Data entries:
begin

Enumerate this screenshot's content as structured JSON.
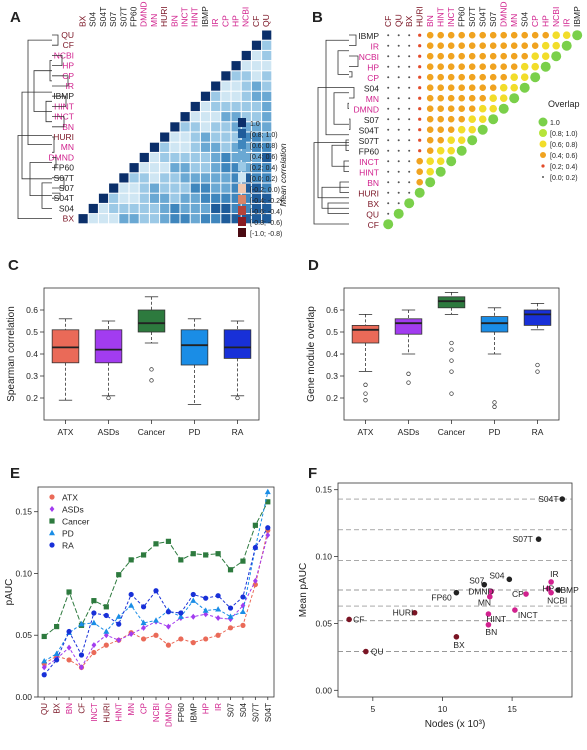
{
  "colors": {
    "pink": "#d1228e",
    "darkred": "#7a1424",
    "gray": "#222222",
    "atx": "#ea6a58",
    "asds": "#a23cf0",
    "cancer": "#2d7a3e",
    "pd": "#1a8de6",
    "ra": "#1830d8",
    "scale_pos": [
      "#0b2f6a",
      "#1f5c9a",
      "#3f86bd",
      "#6aa8d3",
      "#9cc9e6",
      "#cfe6f3"
    ],
    "scale_neg": [
      "#f1c8b0",
      "#d98569",
      "#b4433a",
      "#8a1c24",
      "#4a0a12"
    ],
    "overlap": [
      "#7ad04a",
      "#b6e43a",
      "#f2dd2a",
      "#f0a320",
      "#e24b2a",
      "#555555"
    ]
  },
  "panel_letters": [
    "A",
    "B",
    "C",
    "D",
    "E",
    "F"
  ],
  "networks": [
    {
      "name": "BX",
      "c": "darkred"
    },
    {
      "name": "S04",
      "c": "gray"
    },
    {
      "name": "S04T",
      "c": "gray"
    },
    {
      "name": "S07",
      "c": "gray"
    },
    {
      "name": "S07T",
      "c": "gray"
    },
    {
      "name": "FP60",
      "c": "gray"
    },
    {
      "name": "DMND",
      "c": "pink"
    },
    {
      "name": "MN",
      "c": "pink"
    },
    {
      "name": "HURI",
      "c": "darkred"
    },
    {
      "name": "BN",
      "c": "pink"
    },
    {
      "name": "INCT",
      "c": "pink"
    },
    {
      "name": "HINT",
      "c": "pink"
    },
    {
      "name": "IBMP",
      "c": "gray"
    },
    {
      "name": "IR",
      "c": "pink"
    },
    {
      "name": "CP",
      "c": "pink"
    },
    {
      "name": "HP",
      "c": "pink"
    },
    {
      "name": "NCBI",
      "c": "pink"
    },
    {
      "name": "CF",
      "c": "darkred"
    },
    {
      "name": "QU",
      "c": "darkred"
    }
  ],
  "panelA": {
    "rows": [
      "QU",
      "CF",
      "NCBI",
      "HP",
      "CP",
      "IR",
      "IBMP",
      "HINT",
      "INCT",
      "BN",
      "HURI",
      "MN",
      "DMND",
      "FP60",
      "S07T",
      "S07",
      "S04T",
      "S04",
      "BX"
    ],
    "cols": [
      "BX",
      "S04",
      "S04T",
      "S07",
      "S07T",
      "FP60",
      "DMND",
      "MN",
      "HURI",
      "BN",
      "INCT",
      "HINT",
      "IBMP",
      "IR",
      "CP",
      "HP",
      "NCBI",
      "CF",
      "QU"
    ],
    "legend_title": "Mean correlation",
    "legend_labels": [
      "1.0",
      "[0.8; 1.0)",
      "[0.6; 0.8)",
      "[0.4; 0.6)",
      "[0.2; 0.4)",
      "[0.0; 0.2)",
      "[-0.2; 0.0)",
      "[-0.4; -0.2)",
      "[-0.6; -0.4)",
      "[-0.8; -0.6)",
      "[-1.0; -0.8)"
    ]
  },
  "panelB": {
    "rows": [
      "IBMP",
      "IR",
      "NCBI",
      "HP",
      "CP",
      "S04",
      "MN",
      "DMND",
      "S07",
      "S04T",
      "S07T",
      "FP60",
      "INCT",
      "HINT",
      "BN",
      "HURI",
      "BX",
      "QU",
      "CF"
    ],
    "cols": [
      "CF",
      "QU",
      "BX",
      "HURI",
      "BN",
      "HINT",
      "INCT",
      "FP60",
      "S07T",
      "S04T",
      "S07",
      "DMND",
      "MN",
      "S04",
      "CP",
      "HP",
      "NCBI",
      "IR",
      "IBMP"
    ],
    "legend_title": "Overlap",
    "legend_labels": [
      "1.0",
      "[0.8; 1.0)",
      "[0.6; 0.8)",
      "[0.4; 0.6)",
      "[0.2; 0.4)",
      "[0.0; 0.2)"
    ]
  },
  "chart_data": [
    {
      "type": "box",
      "panel": "C",
      "ylabel": "Spearman correlation",
      "categories": [
        "ATX",
        "ASDs",
        "Cancer",
        "PD",
        "RA"
      ],
      "ylim": [
        0.1,
        0.7
      ],
      "yticks": [
        0.2,
        0.3,
        0.4,
        0.5,
        0.6
      ],
      "boxes": [
        {
          "q1": 0.36,
          "median": 0.43,
          "q3": 0.51,
          "low": 0.19,
          "high": 0.56,
          "outliers": []
        },
        {
          "q1": 0.36,
          "median": 0.42,
          "q3": 0.51,
          "low": 0.21,
          "high": 0.55,
          "outliers": [
            0.2
          ]
        },
        {
          "q1": 0.5,
          "median": 0.54,
          "q3": 0.6,
          "low": 0.45,
          "high": 0.66,
          "outliers": [
            0.33,
            0.28
          ]
        },
        {
          "q1": 0.35,
          "median": 0.44,
          "q3": 0.51,
          "low": 0.17,
          "high": 0.56,
          "outliers": []
        },
        {
          "q1": 0.38,
          "median": 0.43,
          "q3": 0.51,
          "low": 0.21,
          "high": 0.55,
          "outliers": [
            0.2
          ]
        }
      ]
    },
    {
      "type": "box",
      "panel": "D",
      "ylabel": "Gene module overlap",
      "categories": [
        "ATX",
        "ASDs",
        "Cancer",
        "PD",
        "RA"
      ],
      "ylim": [
        0.1,
        0.7
      ],
      "yticks": [
        0.2,
        0.3,
        0.4,
        0.5,
        0.6
      ],
      "boxes": [
        {
          "q1": 0.45,
          "median": 0.51,
          "q3": 0.53,
          "low": 0.32,
          "high": 0.58,
          "outliers": [
            0.26,
            0.22,
            0.19
          ]
        },
        {
          "q1": 0.49,
          "median": 0.54,
          "q3": 0.56,
          "low": 0.4,
          "high": 0.6,
          "outliers": [
            0.31,
            0.27
          ]
        },
        {
          "q1": 0.61,
          "median": 0.64,
          "q3": 0.66,
          "low": 0.58,
          "high": 0.68,
          "outliers": [
            0.45,
            0.42,
            0.37,
            0.32,
            0.22
          ]
        },
        {
          "q1": 0.5,
          "median": 0.54,
          "q3": 0.57,
          "low": 0.4,
          "high": 0.61,
          "outliers": [
            0.18,
            0.16
          ]
        },
        {
          "q1": 0.53,
          "median": 0.58,
          "q3": 0.6,
          "low": 0.51,
          "high": 0.63,
          "outliers": [
            0.35,
            0.32
          ]
        }
      ]
    },
    {
      "type": "line",
      "panel": "E",
      "ylabel": "pAUC",
      "ylim": [
        0.0,
        0.17
      ],
      "yticks": [
        0.0,
        0.05,
        0.1,
        0.15
      ],
      "categories": [
        "QU",
        "BX",
        "BN",
        "CF",
        "INCT",
        "HURI",
        "HINT",
        "MN",
        "CP",
        "NCBI",
        "DMND",
        "FP60",
        "IBMP",
        "HP",
        "IR",
        "S07",
        "S04",
        "S07T",
        "S04T"
      ],
      "series": [
        {
          "name": "ATX",
          "values": [
            0.027,
            0.033,
            0.03,
            0.024,
            0.036,
            0.042,
            0.046,
            0.052,
            0.047,
            0.05,
            0.042,
            0.047,
            0.044,
            0.047,
            0.05,
            0.056,
            0.058,
            0.091,
            0.135
          ]
        },
        {
          "name": "ASDs",
          "values": [
            0.024,
            0.031,
            0.04,
            0.024,
            0.042,
            0.05,
            0.046,
            0.051,
            0.056,
            0.061,
            0.057,
            0.064,
            0.065,
            0.067,
            0.064,
            0.063,
            0.074,
            0.094,
            0.131
          ]
        },
        {
          "name": "Cancer",
          "values": [
            0.049,
            0.057,
            0.085,
            0.058,
            0.078,
            0.073,
            0.099,
            0.111,
            0.115,
            0.124,
            0.126,
            0.111,
            0.116,
            0.115,
            0.116,
            0.103,
            0.11,
            0.139,
            0.158
          ]
        },
        {
          "name": "PD",
          "values": [
            0.029,
            0.035,
            0.052,
            0.059,
            0.06,
            0.053,
            0.065,
            0.074,
            0.06,
            0.062,
            0.07,
            0.065,
            0.078,
            0.07,
            0.071,
            0.065,
            0.069,
            0.121,
            0.166
          ]
        },
        {
          "name": "RA",
          "values": [
            0.018,
            0.03,
            0.053,
            0.034,
            0.068,
            0.066,
            0.059,
            0.083,
            0.073,
            0.086,
            0.069,
            0.068,
            0.083,
            0.08,
            0.082,
            0.072,
            0.081,
            0.121,
            0.137
          ]
        }
      ]
    },
    {
      "type": "scatter",
      "panel": "F",
      "xlabel": "Nodes (x 10³)",
      "ylabel": "Mean pAUC",
      "xlim": [
        2.5,
        19.3
      ],
      "ylim": [
        -0.005,
        0.155
      ],
      "xticks": [
        5,
        10,
        15
      ],
      "yticks": [
        0.0,
        0.05,
        0.1,
        0.15
      ],
      "hlines": [
        0.029,
        0.052,
        0.063,
        0.075,
        0.097,
        0.12,
        0.143
      ],
      "points": [
        {
          "label": "S04T",
          "x": 18.6,
          "y": 0.143,
          "c": "gray"
        },
        {
          "label": "S07T",
          "x": 16.9,
          "y": 0.113,
          "c": "gray"
        },
        {
          "label": "S04",
          "x": 14.8,
          "y": 0.083,
          "c": "gray"
        },
        {
          "label": "S07",
          "x": 13.0,
          "y": 0.079,
          "c": "gray"
        },
        {
          "label": "DMND",
          "x": 13.5,
          "y": 0.074,
          "c": "pink"
        },
        {
          "label": "FP60",
          "x": 11.0,
          "y": 0.073,
          "c": "gray"
        },
        {
          "label": "IR",
          "x": 17.8,
          "y": 0.081,
          "c": "pink"
        },
        {
          "label": "HP",
          "x": 17.6,
          "y": 0.076,
          "c": "pink"
        },
        {
          "label": "IBMP",
          "x": 18.3,
          "y": 0.075,
          "c": "gray"
        },
        {
          "label": "CP",
          "x": 16.0,
          "y": 0.072,
          "c": "pink"
        },
        {
          "label": "NCBI",
          "x": 17.8,
          "y": 0.073,
          "c": "pink"
        },
        {
          "label": "MN",
          "x": 13.4,
          "y": 0.07,
          "c": "pink"
        },
        {
          "label": "INCT",
          "x": 15.2,
          "y": 0.06,
          "c": "pink"
        },
        {
          "label": "HURI",
          "x": 8.0,
          "y": 0.058,
          "c": "darkred"
        },
        {
          "label": "HINT",
          "x": 13.3,
          "y": 0.057,
          "c": "pink"
        },
        {
          "label": "CF",
          "x": 3.3,
          "y": 0.053,
          "c": "darkred"
        },
        {
          "label": "BN",
          "x": 13.3,
          "y": 0.049,
          "c": "pink"
        },
        {
          "label": "BX",
          "x": 11.0,
          "y": 0.04,
          "c": "darkred"
        },
        {
          "label": "QU",
          "x": 4.5,
          "y": 0.029,
          "c": "darkred"
        }
      ]
    }
  ]
}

end

Stated problem: Pick out the lines that contain "IBMP" and copy them.

The answer:
      "name": "IBMP",
      "IBMP",
      "IBMP",
      "IBMP",
      "IBMP"
        "IBMP",
          "label": "IBMP",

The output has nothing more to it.